Aim ▸ Do not copy the pictures; transcribe all other material exactly.

====================

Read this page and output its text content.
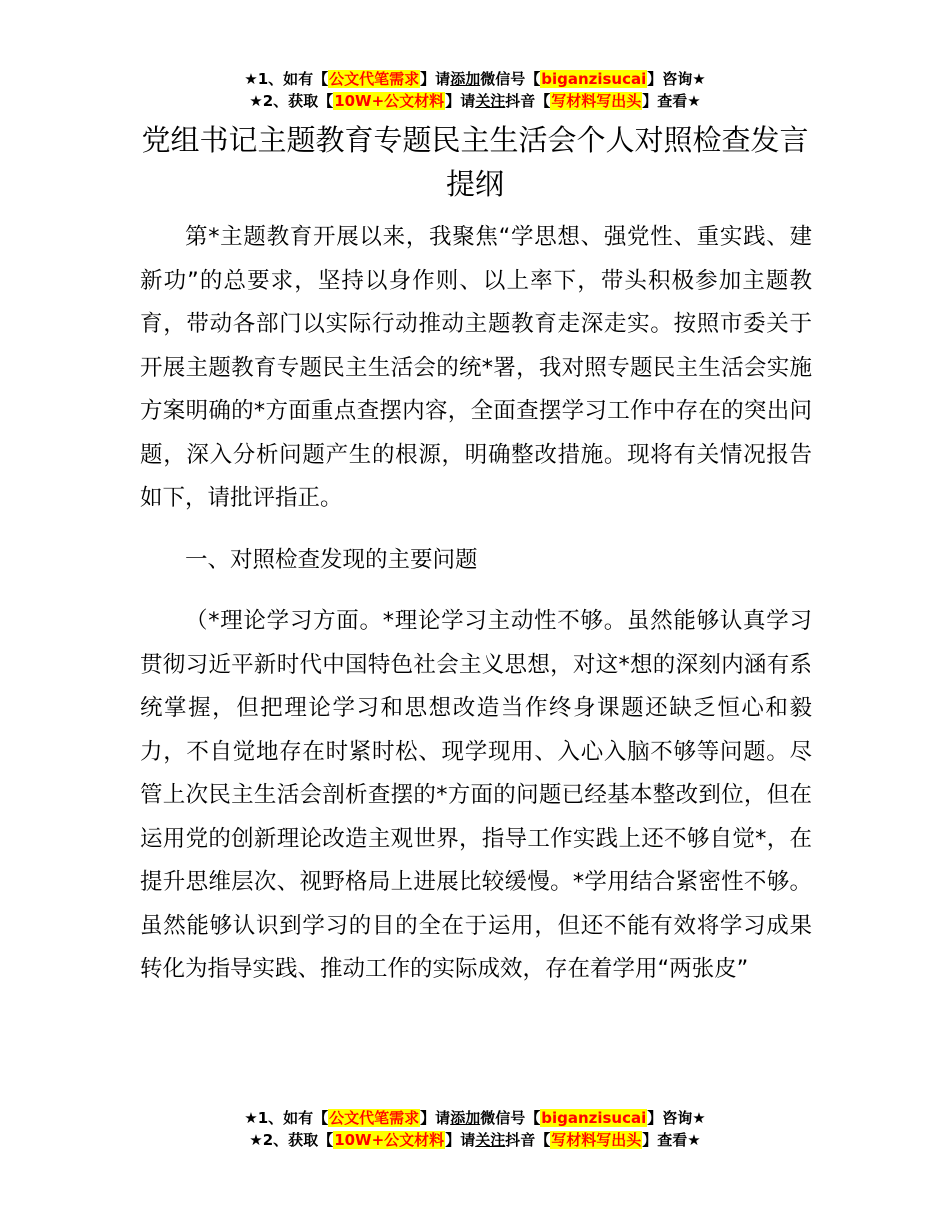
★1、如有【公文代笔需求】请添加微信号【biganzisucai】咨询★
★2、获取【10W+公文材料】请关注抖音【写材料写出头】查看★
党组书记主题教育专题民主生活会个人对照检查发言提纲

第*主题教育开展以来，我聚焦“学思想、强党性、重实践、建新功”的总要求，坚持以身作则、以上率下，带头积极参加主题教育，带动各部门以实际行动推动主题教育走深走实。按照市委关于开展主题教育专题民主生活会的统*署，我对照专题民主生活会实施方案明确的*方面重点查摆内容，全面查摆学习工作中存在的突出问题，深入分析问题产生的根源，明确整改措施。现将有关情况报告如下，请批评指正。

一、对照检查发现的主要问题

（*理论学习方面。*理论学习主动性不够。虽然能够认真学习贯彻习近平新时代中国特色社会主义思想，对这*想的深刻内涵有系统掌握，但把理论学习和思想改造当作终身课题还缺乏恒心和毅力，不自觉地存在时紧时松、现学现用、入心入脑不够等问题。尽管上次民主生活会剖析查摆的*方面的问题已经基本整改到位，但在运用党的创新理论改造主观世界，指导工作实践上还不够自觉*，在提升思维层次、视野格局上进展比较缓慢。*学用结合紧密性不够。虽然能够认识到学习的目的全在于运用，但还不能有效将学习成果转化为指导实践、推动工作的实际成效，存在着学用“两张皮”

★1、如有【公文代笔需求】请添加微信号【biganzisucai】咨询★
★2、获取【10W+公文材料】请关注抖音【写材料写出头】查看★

====================

Exercise answer ▸
Read this page and output its text content.
★1、如有【公文代笔需求】请添加微信号【biganzisucai】咨询★
★2、获取【10W+公文材料】请关注抖音【写材料写出头】查看★
党组书记主题教育专题民主生活会个人对照检查发言提纲

第*主题教育开展以来，我聚焦“学思想、强党性、重实践、建新功”的总要求，坚持以身作则、以上率下，带头积极参加主题教育，带动各部门以实际行动推动主题教育走深走实。按照市委关于开展主题教育专题民主生活会的统*署，我对照专题民主生活会实施方案明确的*方面重点查摆内容，全面查摆学习工作中存在的突出问题，深入分析问题产生的根源，明确整改措施。现将有关情况报告如下，请批评指正。

一、对照检查发现的主要问题

（*理论学习方面。*理论学习主动性不够。虽然能够认真学习贯彻习近平新时代中国特色社会主义思想，对这*想的深刻内涵有系统掌握，但把理论学习和思想改造当作终身课题还缺乏恒心和毅力，不自觉地存在时紧时松、现学现用、入心入脑不够等问题。尽管上次民主生活会剖析查摆的*方面的问题已经基本整改到位，但在运用党的创新理论改造主观世界，指导工作实践上还不够自觉*，在提升思维层次、视野格局上进展比较缓慢。*学用结合紧密性不够。虽然能够认识到学习的目的全在于运用，但还不能有效将学习成果转化为指导实践、推动工作的实际成效，存在着学用“两张皮”

★1、如有【公文代笔需求】请添加微信号【biganzisucai】咨询★
★2、获取【10W+公文材料】请关注抖音【写材料写出头】查看★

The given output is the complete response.